-- Records supplied follows --

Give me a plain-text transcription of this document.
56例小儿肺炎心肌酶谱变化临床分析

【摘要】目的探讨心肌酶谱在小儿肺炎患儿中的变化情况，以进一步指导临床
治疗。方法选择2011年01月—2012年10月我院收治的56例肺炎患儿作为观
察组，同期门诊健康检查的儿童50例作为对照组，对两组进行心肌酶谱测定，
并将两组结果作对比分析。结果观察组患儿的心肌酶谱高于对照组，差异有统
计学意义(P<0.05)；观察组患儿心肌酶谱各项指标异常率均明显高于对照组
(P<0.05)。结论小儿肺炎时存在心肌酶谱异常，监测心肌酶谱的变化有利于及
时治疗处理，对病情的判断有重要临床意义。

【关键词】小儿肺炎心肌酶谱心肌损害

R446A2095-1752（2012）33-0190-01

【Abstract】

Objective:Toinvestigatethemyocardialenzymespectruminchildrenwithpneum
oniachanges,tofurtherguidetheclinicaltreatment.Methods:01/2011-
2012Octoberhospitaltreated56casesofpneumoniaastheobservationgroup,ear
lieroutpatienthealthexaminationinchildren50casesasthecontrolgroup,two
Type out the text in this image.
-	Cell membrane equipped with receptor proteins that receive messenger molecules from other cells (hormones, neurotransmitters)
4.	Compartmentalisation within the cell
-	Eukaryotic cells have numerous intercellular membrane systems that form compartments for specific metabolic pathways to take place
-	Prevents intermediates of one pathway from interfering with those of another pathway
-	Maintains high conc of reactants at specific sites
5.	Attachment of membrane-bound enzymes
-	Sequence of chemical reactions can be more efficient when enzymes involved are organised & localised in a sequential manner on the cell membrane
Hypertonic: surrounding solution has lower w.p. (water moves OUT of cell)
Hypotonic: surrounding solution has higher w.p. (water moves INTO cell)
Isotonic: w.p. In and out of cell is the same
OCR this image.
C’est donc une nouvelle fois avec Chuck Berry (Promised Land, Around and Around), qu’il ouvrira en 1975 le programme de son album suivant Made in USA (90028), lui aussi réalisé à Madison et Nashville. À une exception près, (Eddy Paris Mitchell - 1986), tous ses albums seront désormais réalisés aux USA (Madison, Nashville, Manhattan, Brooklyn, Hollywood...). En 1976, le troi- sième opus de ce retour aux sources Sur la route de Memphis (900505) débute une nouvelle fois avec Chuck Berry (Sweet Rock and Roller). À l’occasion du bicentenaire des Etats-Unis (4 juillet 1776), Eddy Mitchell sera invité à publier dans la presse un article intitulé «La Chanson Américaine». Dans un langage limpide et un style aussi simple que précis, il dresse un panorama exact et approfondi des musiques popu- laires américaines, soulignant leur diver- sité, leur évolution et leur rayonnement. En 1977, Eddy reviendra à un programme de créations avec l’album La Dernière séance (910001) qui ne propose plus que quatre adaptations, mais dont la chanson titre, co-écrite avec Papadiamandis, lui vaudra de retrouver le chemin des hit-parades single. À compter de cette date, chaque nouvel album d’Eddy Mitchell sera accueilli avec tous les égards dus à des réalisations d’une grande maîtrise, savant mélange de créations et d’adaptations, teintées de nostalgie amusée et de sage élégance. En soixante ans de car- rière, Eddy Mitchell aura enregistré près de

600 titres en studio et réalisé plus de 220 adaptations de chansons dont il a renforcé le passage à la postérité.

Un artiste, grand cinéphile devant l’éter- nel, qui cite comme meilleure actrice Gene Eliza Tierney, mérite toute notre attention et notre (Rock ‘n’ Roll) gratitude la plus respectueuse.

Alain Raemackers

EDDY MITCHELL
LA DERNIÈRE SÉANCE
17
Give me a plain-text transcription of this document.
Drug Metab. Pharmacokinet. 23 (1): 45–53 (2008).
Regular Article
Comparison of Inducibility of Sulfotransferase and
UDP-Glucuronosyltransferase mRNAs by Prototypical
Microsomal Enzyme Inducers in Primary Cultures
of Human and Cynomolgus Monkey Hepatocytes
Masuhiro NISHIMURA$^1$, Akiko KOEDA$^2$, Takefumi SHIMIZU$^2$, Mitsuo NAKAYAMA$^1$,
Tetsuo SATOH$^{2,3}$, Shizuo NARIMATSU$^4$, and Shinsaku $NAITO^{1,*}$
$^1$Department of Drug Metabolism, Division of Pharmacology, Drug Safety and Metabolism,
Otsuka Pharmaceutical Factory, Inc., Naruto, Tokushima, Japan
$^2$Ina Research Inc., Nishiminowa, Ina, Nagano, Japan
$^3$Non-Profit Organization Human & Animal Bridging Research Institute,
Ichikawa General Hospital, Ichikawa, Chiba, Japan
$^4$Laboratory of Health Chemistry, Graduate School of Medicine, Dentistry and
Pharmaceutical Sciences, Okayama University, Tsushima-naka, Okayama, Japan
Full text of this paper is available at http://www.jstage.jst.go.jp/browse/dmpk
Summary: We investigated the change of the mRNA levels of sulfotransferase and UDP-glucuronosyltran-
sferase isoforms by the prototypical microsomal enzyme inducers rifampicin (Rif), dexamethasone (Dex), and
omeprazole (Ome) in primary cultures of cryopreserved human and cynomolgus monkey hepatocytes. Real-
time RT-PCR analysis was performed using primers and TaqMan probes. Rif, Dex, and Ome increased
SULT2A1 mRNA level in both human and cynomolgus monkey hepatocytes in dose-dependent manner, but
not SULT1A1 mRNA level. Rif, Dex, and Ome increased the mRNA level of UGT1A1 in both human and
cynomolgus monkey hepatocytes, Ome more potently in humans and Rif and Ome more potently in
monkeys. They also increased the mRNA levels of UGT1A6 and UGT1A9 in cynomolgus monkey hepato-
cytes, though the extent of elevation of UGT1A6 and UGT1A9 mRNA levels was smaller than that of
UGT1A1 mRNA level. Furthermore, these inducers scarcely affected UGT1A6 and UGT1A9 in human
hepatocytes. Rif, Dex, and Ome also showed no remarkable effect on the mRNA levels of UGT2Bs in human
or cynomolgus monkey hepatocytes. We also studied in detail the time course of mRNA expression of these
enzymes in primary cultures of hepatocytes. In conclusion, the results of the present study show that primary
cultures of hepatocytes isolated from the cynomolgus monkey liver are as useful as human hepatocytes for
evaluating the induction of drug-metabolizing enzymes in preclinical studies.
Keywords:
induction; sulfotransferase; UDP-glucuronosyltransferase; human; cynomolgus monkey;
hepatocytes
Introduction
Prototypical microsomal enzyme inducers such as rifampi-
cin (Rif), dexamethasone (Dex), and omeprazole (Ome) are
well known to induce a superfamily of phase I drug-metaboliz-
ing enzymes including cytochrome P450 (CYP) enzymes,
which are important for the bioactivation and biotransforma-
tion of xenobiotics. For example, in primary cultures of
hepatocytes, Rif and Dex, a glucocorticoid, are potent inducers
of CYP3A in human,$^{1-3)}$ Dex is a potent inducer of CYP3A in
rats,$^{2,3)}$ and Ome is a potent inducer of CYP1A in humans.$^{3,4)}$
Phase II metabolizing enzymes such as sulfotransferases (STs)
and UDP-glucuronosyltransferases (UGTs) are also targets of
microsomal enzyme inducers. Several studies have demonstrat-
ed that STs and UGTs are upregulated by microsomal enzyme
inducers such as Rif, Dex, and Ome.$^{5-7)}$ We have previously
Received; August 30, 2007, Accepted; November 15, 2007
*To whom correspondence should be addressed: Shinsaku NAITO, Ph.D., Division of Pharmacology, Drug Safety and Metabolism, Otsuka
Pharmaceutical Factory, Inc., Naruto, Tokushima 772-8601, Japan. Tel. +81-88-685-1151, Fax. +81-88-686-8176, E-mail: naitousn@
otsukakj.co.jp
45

-- Records supplied concluded --

_Work instruction_
Find and copy each line of the listing above that holds the word "levels".

_Response area_
Summary: We investigated the change of the mRNA levels of sulfotransferase and UDP-glucuronosyltran-
monkeys. They also increased the mRNA levels of UGT1A6 and UGT1A9 in cynomolgus monkey hepato-
cytes, though the extent of elevation of UGT1A6 and UGT1A9 mRNA levels was smaller than that of
hepatocytes. Rif, Dex, and Ome also showed no remarkable effect on the mRNA levels of UGT2Bs in human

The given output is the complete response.